PROBLEM DESCRIPTION: Every line that holds "Completed" should be shown.

* begin AVAILABLE DATA *

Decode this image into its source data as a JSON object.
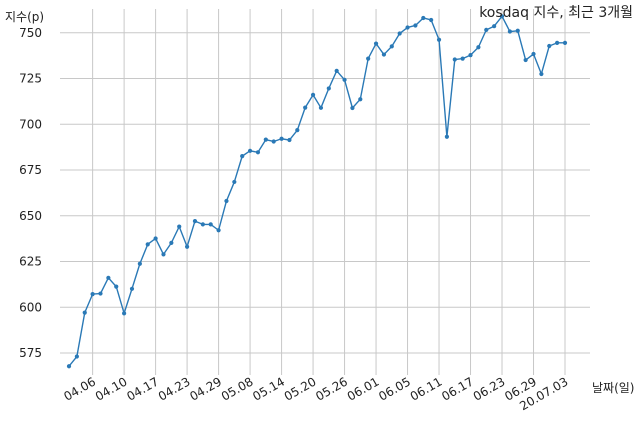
{
  "chart_data": {
    "type": "line",
    "title": "kosdaq 지수, 최근 3개월",
    "xlabel": "날짜(일)",
    "ylabel": "지수(p)",
    "ylim": [
      563,
      763
    ],
    "yticks": [
      575,
      600,
      625,
      650,
      675,
      700,
      725,
      750
    ],
    "grid": true,
    "series": [
      {
        "color": "#2a79b6",
        "x": [
          "04.01",
          "04.02",
          "04.03",
          "04.06",
          "04.07",
          "04.08",
          "04.09",
          "04.10",
          "04.13",
          "04.14",
          "04.16",
          "04.17",
          "04.20",
          "04.21",
          "04.22",
          "04.23",
          "04.24",
          "04.27",
          "04.28",
          "04.29",
          "05.04",
          "05.06",
          "05.07",
          "05.08",
          "05.11",
          "05.12",
          "05.13",
          "05.14",
          "05.15",
          "05.18",
          "05.19",
          "05.20",
          "05.21",
          "05.22",
          "05.25",
          "05.26",
          "05.27",
          "05.28",
          "05.29",
          "06.01",
          "06.02",
          "06.03",
          "06.04",
          "06.05",
          "06.08",
          "06.09",
          "06.10",
          "06.11",
          "06.12",
          "06.15",
          "06.16",
          "06.17",
          "06.18",
          "06.19",
          "06.22",
          "06.23",
          "06.24",
          "06.25",
          "06.26",
          "06.29",
          "06.30",
          "07.01",
          "07.02",
          "07.03"
        ],
        "values": [
          567.8,
          573.1,
          597.1,
          607.2,
          607.5,
          616.1,
          611.3,
          596.7,
          610.1,
          623.8,
          634.4,
          637.6,
          628.9,
          635.2,
          644.1,
          633.1,
          647.1,
          645.3,
          645.3,
          642.1,
          658.1,
          668.5,
          682.6,
          685.5,
          684.7,
          691.6,
          690.6,
          692.1,
          691.4,
          696.8,
          709.1,
          716.1,
          709.0,
          719.6,
          729.2,
          724.3,
          708.9,
          713.7,
          735.9,
          744.1,
          738.1,
          742.6,
          749.6,
          752.9,
          754.0,
          758.1,
          757.0,
          746.2,
          693.2,
          735.4,
          735.9,
          737.8,
          742.1,
          751.6,
          753.6,
          759.0,
          750.7,
          751.1,
          735.1,
          738.4,
          727.5,
          742.8,
          744.5,
          744.5
        ]
      }
    ],
    "xticks": [
      "04.06",
      "04.10",
      "04.17",
      "04.23",
      "04.29",
      "05.08",
      "05.14",
      "05.20",
      "05.26",
      "06.01",
      "06.05",
      "06.11",
      "06.17",
      "06.23",
      "06.29",
      "20.07.03"
    ]
  }
}
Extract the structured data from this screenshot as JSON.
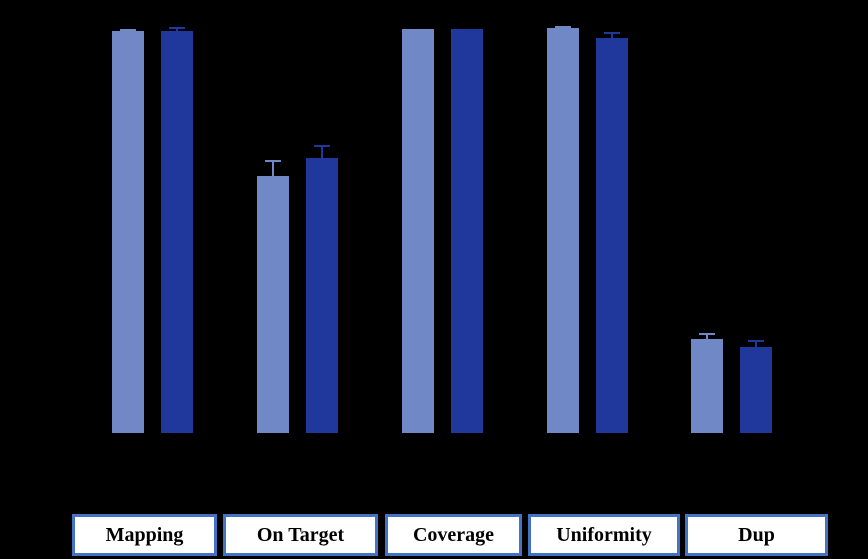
{
  "chart_data": {
    "type": "bar",
    "title": "",
    "categories": [
      "Mapping",
      "On Target",
      "Coverage",
      "Uniformity",
      "Dup"
    ],
    "series": [
      {
        "name": "light-blue",
        "color": "#7089C6",
        "values": [
          99.2,
          63.5,
          99.8,
          100.0,
          23.1
        ],
        "errors_plus": [
          0.6,
          3.9,
          0,
          0.4,
          1.6
        ]
      },
      {
        "name": "dark-blue",
        "color": "#20389B",
        "values": [
          99.2,
          68.0,
          99.8,
          97.6,
          21.2
        ],
        "errors_plus": [
          1.1,
          3.2,
          0,
          1.3,
          1.7
        ]
      }
    ],
    "xlabel": "",
    "ylabel": "",
    "ylim": [
      0,
      100
    ],
    "unit": "percent",
    "axes_visible": false,
    "grid": false,
    "legend_position": "none",
    "error_bars": "upper-whisker-with-cap",
    "background_color": "#000000",
    "category_box_style": {
      "fill": "#FFFFFF",
      "border_color": "#4472C4",
      "text_color": "#000000"
    }
  }
}
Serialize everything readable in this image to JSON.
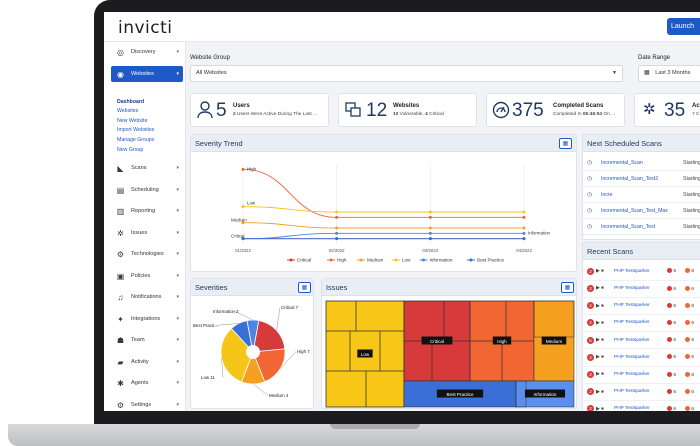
{
  "app": {
    "logo": "invicti",
    "launch_label": "Launch"
  },
  "colors": {
    "accent": "#1f58c7",
    "critical": "#d63a3a",
    "high": "#f26634",
    "medium": "#f5a020",
    "low": "#f5c518",
    "information": "#4c84e8",
    "best_practice": "#3a6fd8"
  },
  "sidebar": {
    "items": [
      {
        "label": "Discovery",
        "icon": "compass-icon"
      },
      {
        "label": "Websites",
        "icon": "globe-icon",
        "active": true
      },
      {
        "label": "Scans",
        "icon": "scan-icon"
      },
      {
        "label": "Scheduling",
        "icon": "calendar-icon"
      },
      {
        "label": "Reporting",
        "icon": "chart-icon"
      },
      {
        "label": "Issues",
        "icon": "bug-icon"
      },
      {
        "label": "Technologies",
        "icon": "cog-icon"
      },
      {
        "label": "Policies",
        "icon": "policy-icon"
      },
      {
        "label": "Notifications",
        "icon": "bell-icon"
      },
      {
        "label": "Integrations",
        "icon": "plug-icon"
      },
      {
        "label": "Team",
        "icon": "team-icon"
      },
      {
        "label": "Activity",
        "icon": "activity-icon"
      },
      {
        "label": "Agents",
        "icon": "agent-icon"
      },
      {
        "label": "Settings",
        "icon": "settings-icon"
      }
    ],
    "websites_sub": [
      "Dashboard",
      "Websites",
      "New Website",
      "Import Websites",
      "Manage Groups",
      "New Group"
    ]
  },
  "filters": {
    "group_label": "Website Group",
    "group_value": "All Websites",
    "date_label": "Date Range",
    "date_value": "Last 3 Months"
  },
  "kpis": [
    {
      "num": "5",
      "title": "Users",
      "sub_bold": "2",
      "sub": " Users Were Active During The Last ..."
    },
    {
      "num": "12",
      "title": "Websites",
      "sub_bold": "10",
      "sub": " Vulnerable, ",
      "sub_bold2": "4",
      "sub2": " Critical"
    },
    {
      "num": "375",
      "title": "Completed Scans",
      "sub": "Completed In ",
      "sub_bold": "06:46:04",
      "sub2": " On ..."
    },
    {
      "num": "35",
      "title": "Ac",
      "sub": "7 C"
    }
  ],
  "severity_trend": {
    "title": "Severity Trend",
    "labels": {
      "high": "High",
      "low": "Low",
      "medium": "Medium",
      "critical": "Critical",
      "information": "Information"
    },
    "legend": [
      "Critical",
      "High",
      "Medium",
      "Low",
      "Information",
      "Best Practice"
    ]
  },
  "severities": {
    "title": "Severities",
    "slice_labels": [
      "Critical 7",
      "High 7",
      "Medium 4",
      "Low 11",
      "Best Practi...",
      "Information 2"
    ]
  },
  "issues": {
    "title": "Issues",
    "labels": [
      "Low",
      "Critical",
      "High",
      "Medium",
      "Best Practice",
      "Information"
    ]
  },
  "next_scheduled": {
    "title": "Next Scheduled Scans",
    "rows": [
      {
        "name": "Incremental_Scan",
        "status": "Starting"
      },
      {
        "name": "Incremental_Scan_Test2",
        "status": "Starting"
      },
      {
        "name": "Incre",
        "status": "Starting"
      },
      {
        "name": "Incremental_Scan_Test_Max",
        "status": "Starting"
      },
      {
        "name": "Incremental_Scan_Test",
        "status": "Starting"
      }
    ]
  },
  "recent_scans": {
    "title": "Recent Scans",
    "rows": [
      {
        "badge": "2",
        "name": "PHP Testsparker",
        "c1": "6",
        "c2": "6"
      },
      {
        "badge": "2",
        "name": "PHP Testsparker",
        "c1": "6",
        "c2": "6"
      },
      {
        "badge": "2",
        "name": "PHP Testsparker",
        "c1": "6",
        "c2": "6"
      },
      {
        "badge": "2",
        "name": "PHP Testsparker",
        "c1": "6",
        "c2": "6"
      },
      {
        "badge": "5",
        "name": "PHP Testsparker",
        "c1": "6",
        "c2": "6"
      },
      {
        "badge": "2",
        "name": "PHP Testsparker",
        "c1": "6",
        "c2": "6"
      },
      {
        "badge": "2",
        "name": "PHP Testsparker",
        "c1": "6",
        "c2": "6"
      },
      {
        "badge": "2",
        "name": "PHP Testsparker",
        "c1": "6",
        "c2": "6"
      },
      {
        "badge": "2",
        "name": "PHP Testsparker",
        "c1": "6",
        "c2": "6"
      }
    ]
  },
  "chart_data": [
    {
      "type": "line",
      "title": "Severity Trend",
      "categories": [
        "01/2022",
        "02/2022",
        "03/2022",
        "04/2022"
      ],
      "series": [
        {
          "name": "Critical",
          "values": [
            1,
            1,
            1,
            1
          ]
        },
        {
          "name": "High",
          "values": [
            14,
            5,
            5,
            5
          ]
        },
        {
          "name": "Medium",
          "values": [
            4,
            3,
            3,
            3
          ]
        },
        {
          "name": "Low",
          "values": [
            7,
            6,
            6,
            6
          ]
        },
        {
          "name": "Information",
          "values": [
            1,
            2,
            2,
            2
          ]
        },
        {
          "name": "Best Practice",
          "values": [
            1,
            1,
            1,
            1
          ]
        }
      ]
    },
    {
      "type": "pie",
      "title": "Severities",
      "series": [
        {
          "name": "Critical",
          "value": 7
        },
        {
          "name": "High",
          "value": 7
        },
        {
          "name": "Medium",
          "value": 4
        },
        {
          "name": "Low",
          "value": 11
        },
        {
          "name": "Best Practice",
          "value": 3
        },
        {
          "name": "Information",
          "value": 2
        }
      ]
    }
  ]
}
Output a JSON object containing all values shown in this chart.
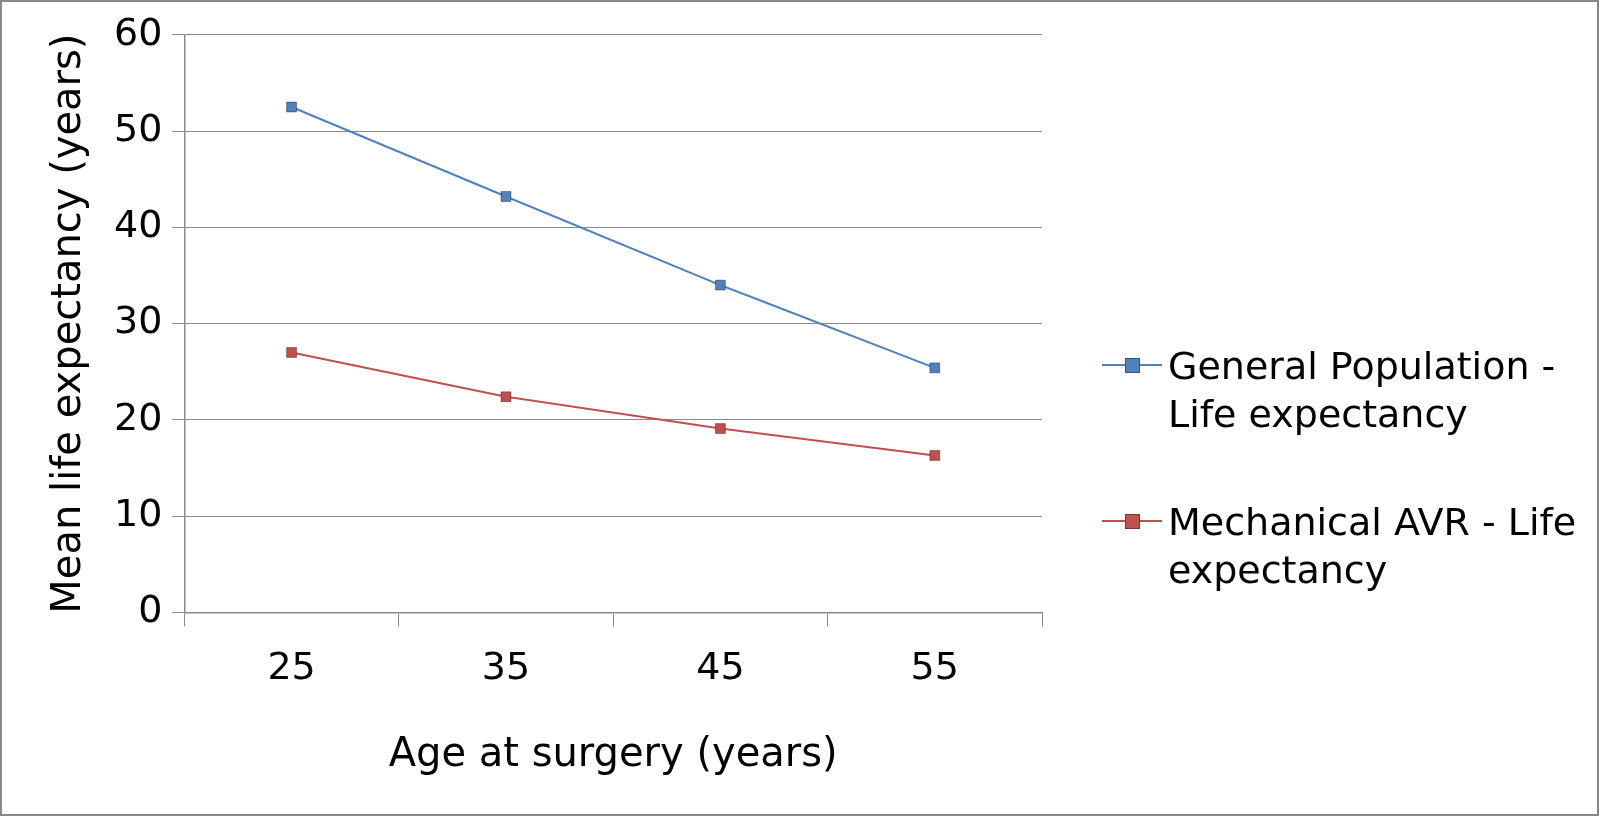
{
  "chart_data": {
    "type": "line",
    "xlabel": "Age at surgery (years)",
    "ylabel": "Mean life expectancy (years)",
    "categories": [
      "25",
      "35",
      "45",
      "55"
    ],
    "series": [
      {
        "name": "General Population - Life expectancy",
        "color": "#4f81bd",
        "values": [
          52.5,
          43.2,
          34,
          25.4
        ]
      },
      {
        "name": "Mechanical AVR - Life expectancy",
        "color": "#c0504d",
        "values": [
          27,
          22.4,
          19.1,
          16.3
        ]
      }
    ],
    "ylim": [
      0,
      60
    ],
    "yticks": [
      0,
      10,
      20,
      30,
      40,
      50,
      60
    ],
    "grid": "y",
    "legend": "right",
    "marker": "square",
    "line_style": "solid"
  }
}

* end AVAILABLE DATA *

FINISHED EXERCISE:
      "title": "Completed Scans",
      "sub": "Completed In ",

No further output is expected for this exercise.